Task objective> Copy out the entries below in full and exactly.

Records from a dataset
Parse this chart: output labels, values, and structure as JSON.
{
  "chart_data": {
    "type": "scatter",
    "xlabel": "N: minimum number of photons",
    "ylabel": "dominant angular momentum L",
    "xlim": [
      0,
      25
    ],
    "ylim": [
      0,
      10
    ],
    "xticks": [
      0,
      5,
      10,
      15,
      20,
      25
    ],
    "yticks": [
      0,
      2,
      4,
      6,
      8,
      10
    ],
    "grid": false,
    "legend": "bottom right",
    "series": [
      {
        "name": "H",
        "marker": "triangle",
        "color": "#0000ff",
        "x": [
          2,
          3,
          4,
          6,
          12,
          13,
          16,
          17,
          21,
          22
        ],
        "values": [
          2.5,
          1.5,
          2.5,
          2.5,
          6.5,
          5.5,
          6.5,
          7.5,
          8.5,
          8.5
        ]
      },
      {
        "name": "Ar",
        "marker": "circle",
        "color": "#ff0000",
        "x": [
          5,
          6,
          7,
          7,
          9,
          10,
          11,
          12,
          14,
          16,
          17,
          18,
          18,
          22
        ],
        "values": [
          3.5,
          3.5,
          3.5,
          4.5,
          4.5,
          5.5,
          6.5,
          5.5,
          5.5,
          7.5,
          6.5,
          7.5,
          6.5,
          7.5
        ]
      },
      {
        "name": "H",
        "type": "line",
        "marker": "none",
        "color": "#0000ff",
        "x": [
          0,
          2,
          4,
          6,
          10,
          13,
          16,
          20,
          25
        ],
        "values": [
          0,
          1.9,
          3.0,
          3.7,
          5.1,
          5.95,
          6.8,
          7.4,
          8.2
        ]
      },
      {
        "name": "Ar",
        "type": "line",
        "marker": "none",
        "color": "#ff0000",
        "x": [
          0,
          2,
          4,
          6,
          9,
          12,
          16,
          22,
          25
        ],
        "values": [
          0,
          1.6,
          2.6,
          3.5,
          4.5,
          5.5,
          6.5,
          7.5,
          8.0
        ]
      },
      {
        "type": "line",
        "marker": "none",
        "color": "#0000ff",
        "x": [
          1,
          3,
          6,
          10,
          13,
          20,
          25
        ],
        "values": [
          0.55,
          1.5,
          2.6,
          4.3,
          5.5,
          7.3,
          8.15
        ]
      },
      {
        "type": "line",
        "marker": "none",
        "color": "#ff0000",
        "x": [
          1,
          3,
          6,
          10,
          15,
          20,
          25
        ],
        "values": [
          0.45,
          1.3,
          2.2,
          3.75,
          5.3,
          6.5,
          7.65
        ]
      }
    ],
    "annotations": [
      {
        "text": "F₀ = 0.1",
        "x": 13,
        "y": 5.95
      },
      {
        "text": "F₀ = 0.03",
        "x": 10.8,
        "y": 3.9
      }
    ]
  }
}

Expected answer>
Parse this chart: output labels, values, and structure as JSON.
{
  "chart_data": {
    "type": "scatter",
    "xlabel": "N: minimum number of photons",
    "ylabel": "dominant angular momentum L",
    "xlim": [
      0,
      25
    ],
    "ylim": [
      0,
      10
    ],
    "xticks": [
      0,
      5,
      10,
      15,
      20,
      25
    ],
    "yticks": [
      0,
      2,
      4,
      6,
      8,
      10
    ],
    "grid": false,
    "legend": "bottom right",
    "series": [
      {
        "name": "H",
        "marker": "triangle",
        "color": "#0000ff",
        "x": [
          2,
          3,
          4,
          6,
          12,
          13,
          16,
          17,
          21,
          22
        ],
        "values": [
          2.5,
          1.5,
          2.5,
          2.5,
          6.5,
          5.5,
          6.5,
          7.5,
          8.5,
          8.5
        ]
      },
      {
        "name": "Ar",
        "marker": "circle",
        "color": "#ff0000",
        "x": [
          5,
          6,
          7,
          7,
          9,
          10,
          11,
          12,
          14,
          16,
          17,
          18,
          18,
          22
        ],
        "values": [
          3.5,
          3.5,
          3.5,
          4.5,
          4.5,
          5.5,
          6.5,
          5.5,
          5.5,
          7.5,
          6.5,
          7.5,
          6.5,
          7.5
        ]
      },
      {
        "name": "H",
        "type": "line",
        "marker": "none",
        "color": "#0000ff",
        "x": [
          0,
          2,
          4,
          6,
          10,
          13,
          16,
          20,
          25
        ],
        "values": [
          0,
          1.9,
          3.0,
          3.7,
          5.1,
          5.95,
          6.8,
          7.4,
          8.2
        ]
      },
      {
        "name": "Ar",
        "type": "line",
        "marker": "none",
        "color": "#ff0000",
        "x": [
          0,
          2,
          4,
          6,
          9,
          12,
          16,
          22,
          25
        ],
        "values": [
          0,
          1.6,
          2.6,
          3.5,
          4.5,
          5.5,
          6.5,
          7.5,
          8.0
        ]
      },
      {
        "type": "line",
        "marker": "none",
        "color": "#0000ff",
        "x": [
          1,
          3,
          6,
          10,
          13,
          20,
          25
        ],
        "values": [
          0.55,
          1.5,
          2.6,
          4.3,
          5.5,
          7.3,
          8.15
        ]
      },
      {
        "type": "line",
        "marker": "none",
        "color": "#ff0000",
        "x": [
          1,
          3,
          6,
          10,
          15,
          20,
          25
        ],
        "values": [
          0.45,
          1.3,
          2.2,
          3.75,
          5.3,
          6.5,
          7.65
        ]
      }
    ],
    "annotations": [
      {
        "text": "F₀ = 0.1",
        "x": 13,
        "y": 5.95
      },
      {
        "text": "F₀ = 0.03",
        "x": 10.8,
        "y": 3.9
      }
    ]
  }
}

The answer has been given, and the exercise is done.